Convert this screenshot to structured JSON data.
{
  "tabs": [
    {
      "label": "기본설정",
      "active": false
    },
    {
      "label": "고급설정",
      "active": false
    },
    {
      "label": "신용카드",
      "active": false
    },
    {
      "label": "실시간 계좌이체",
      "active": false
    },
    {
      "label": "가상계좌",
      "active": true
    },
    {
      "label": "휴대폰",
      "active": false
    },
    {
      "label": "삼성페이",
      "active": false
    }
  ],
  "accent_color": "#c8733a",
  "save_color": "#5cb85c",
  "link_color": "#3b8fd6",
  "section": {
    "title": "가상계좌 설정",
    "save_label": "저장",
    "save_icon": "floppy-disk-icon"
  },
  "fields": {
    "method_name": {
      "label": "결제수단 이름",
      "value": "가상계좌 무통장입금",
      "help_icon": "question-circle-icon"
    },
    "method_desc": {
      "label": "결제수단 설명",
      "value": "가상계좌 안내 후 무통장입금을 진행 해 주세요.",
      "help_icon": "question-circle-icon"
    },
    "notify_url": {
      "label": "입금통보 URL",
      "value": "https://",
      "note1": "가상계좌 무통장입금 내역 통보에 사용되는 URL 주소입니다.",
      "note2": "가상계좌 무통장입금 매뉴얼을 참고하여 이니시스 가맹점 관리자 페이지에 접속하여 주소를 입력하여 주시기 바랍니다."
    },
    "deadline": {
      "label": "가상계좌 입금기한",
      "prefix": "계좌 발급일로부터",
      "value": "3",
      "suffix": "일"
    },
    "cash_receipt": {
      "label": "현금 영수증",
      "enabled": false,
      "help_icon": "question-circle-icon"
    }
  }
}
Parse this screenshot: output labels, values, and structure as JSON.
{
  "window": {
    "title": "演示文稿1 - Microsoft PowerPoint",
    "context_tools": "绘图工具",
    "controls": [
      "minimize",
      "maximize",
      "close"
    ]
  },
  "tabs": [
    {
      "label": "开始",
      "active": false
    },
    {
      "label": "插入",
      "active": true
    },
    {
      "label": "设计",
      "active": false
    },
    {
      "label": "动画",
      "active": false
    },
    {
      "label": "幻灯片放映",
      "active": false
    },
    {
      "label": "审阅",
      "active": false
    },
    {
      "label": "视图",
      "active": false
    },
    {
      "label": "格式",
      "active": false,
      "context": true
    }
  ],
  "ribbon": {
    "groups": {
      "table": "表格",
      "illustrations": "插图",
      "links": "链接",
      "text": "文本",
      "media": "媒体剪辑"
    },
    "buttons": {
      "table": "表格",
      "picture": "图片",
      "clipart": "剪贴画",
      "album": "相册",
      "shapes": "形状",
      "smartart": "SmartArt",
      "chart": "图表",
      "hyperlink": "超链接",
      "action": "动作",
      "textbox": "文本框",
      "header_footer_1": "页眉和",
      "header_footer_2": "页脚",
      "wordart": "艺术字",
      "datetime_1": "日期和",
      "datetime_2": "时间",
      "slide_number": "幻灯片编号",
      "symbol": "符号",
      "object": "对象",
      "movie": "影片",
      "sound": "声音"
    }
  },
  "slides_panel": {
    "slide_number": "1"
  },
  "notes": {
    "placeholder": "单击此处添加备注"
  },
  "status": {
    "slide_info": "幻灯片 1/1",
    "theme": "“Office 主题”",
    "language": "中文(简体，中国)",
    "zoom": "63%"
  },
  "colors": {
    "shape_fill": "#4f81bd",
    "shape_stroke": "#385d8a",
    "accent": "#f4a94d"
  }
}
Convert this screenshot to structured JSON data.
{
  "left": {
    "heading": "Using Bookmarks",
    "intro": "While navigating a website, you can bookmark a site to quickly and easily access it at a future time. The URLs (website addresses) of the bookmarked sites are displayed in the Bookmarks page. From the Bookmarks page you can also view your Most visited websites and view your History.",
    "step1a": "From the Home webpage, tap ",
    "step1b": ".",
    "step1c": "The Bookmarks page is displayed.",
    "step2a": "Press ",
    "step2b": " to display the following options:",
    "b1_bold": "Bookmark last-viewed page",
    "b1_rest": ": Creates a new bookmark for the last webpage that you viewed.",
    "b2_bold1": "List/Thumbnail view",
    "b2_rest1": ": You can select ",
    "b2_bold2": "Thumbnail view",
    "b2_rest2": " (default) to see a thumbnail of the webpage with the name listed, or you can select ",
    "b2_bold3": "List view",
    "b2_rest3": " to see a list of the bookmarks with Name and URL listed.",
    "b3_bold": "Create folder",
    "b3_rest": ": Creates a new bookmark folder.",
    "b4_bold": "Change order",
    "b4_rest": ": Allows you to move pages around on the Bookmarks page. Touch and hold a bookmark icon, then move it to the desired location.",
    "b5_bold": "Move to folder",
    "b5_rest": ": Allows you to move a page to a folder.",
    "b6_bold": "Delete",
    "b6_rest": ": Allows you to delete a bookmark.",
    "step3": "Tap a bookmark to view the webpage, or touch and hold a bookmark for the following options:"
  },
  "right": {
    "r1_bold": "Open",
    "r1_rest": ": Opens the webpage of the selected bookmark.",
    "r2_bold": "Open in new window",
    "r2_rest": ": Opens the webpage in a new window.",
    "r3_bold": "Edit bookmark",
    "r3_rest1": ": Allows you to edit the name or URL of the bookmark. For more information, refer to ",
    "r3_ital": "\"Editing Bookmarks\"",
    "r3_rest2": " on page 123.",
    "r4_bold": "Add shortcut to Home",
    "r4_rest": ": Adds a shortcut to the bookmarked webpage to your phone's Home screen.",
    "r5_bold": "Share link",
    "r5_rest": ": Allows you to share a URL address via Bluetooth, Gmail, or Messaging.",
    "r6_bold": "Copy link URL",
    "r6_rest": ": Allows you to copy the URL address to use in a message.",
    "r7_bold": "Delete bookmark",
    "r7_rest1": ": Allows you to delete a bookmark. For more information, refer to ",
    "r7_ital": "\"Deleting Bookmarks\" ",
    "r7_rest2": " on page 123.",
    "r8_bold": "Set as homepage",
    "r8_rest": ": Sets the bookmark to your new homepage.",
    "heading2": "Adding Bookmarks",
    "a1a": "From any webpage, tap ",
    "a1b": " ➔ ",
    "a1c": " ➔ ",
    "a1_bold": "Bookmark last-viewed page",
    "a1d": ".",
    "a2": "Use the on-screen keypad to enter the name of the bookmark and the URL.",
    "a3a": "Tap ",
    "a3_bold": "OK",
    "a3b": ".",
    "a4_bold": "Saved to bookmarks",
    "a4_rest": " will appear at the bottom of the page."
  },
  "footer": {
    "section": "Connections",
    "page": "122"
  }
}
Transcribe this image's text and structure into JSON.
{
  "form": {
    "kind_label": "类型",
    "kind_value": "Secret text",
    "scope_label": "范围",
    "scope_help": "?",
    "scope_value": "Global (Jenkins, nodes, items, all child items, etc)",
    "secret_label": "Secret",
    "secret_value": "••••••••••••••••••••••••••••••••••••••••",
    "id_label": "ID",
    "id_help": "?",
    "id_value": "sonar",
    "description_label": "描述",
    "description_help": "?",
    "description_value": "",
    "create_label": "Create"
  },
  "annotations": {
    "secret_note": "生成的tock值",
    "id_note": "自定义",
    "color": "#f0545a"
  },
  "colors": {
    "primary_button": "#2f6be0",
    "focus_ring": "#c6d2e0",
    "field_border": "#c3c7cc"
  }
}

.....

#### [Task description]
Find how many lines of the listing include the string "가상계좌" and give that number, nothing else.

#### [Response]
7